TO DO: Go over the listing below line by line and tally those containing "деятельности". Give only the tally.

--- START DATASET ROWS ---

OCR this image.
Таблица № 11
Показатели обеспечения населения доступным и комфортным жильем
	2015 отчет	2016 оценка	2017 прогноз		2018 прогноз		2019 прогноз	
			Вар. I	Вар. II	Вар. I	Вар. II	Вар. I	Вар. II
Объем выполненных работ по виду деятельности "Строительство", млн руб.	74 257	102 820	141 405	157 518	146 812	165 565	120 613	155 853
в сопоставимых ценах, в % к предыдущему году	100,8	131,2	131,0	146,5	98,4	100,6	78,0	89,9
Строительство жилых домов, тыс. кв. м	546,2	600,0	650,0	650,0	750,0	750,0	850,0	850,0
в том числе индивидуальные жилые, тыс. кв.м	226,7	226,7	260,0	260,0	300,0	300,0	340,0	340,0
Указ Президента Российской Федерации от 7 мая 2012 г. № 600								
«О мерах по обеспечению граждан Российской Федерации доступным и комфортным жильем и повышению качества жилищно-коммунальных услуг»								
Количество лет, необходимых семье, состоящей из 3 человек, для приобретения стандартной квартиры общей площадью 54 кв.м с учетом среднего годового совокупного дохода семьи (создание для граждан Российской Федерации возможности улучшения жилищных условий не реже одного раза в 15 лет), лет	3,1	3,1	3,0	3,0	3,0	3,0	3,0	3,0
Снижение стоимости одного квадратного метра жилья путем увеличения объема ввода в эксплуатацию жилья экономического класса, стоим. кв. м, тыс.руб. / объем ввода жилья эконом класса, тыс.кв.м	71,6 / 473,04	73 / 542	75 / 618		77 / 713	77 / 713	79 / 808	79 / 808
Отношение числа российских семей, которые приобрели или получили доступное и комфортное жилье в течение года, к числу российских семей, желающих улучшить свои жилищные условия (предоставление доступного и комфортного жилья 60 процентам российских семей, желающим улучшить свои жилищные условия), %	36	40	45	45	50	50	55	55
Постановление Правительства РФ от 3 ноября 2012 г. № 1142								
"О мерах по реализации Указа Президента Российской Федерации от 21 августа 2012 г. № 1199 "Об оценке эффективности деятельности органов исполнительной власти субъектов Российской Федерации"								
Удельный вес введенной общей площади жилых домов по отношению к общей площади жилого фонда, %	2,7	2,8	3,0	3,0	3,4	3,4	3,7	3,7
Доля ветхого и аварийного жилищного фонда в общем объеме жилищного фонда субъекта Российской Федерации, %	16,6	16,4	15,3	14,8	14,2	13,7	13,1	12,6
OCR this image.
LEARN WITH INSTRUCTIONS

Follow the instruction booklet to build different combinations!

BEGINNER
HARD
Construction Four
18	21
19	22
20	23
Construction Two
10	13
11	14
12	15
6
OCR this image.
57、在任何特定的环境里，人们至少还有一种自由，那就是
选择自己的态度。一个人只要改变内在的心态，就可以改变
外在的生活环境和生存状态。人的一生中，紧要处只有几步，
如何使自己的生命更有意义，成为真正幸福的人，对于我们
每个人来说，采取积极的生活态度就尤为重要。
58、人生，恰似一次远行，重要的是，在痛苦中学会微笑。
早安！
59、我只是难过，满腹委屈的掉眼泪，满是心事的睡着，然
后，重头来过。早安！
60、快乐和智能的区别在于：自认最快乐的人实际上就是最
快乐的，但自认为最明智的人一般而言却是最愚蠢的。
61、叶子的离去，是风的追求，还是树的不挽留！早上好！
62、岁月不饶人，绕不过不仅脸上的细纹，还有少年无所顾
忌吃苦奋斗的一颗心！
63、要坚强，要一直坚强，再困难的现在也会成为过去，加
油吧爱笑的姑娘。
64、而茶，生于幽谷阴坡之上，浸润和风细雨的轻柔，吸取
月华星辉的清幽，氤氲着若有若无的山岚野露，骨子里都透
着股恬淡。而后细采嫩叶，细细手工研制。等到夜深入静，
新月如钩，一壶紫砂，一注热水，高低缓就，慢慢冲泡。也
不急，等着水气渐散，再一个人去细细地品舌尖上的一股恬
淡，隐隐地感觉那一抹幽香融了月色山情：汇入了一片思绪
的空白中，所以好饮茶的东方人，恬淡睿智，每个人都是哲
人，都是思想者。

--- END DATASET ROWS ---

TASK OUTPUT: 2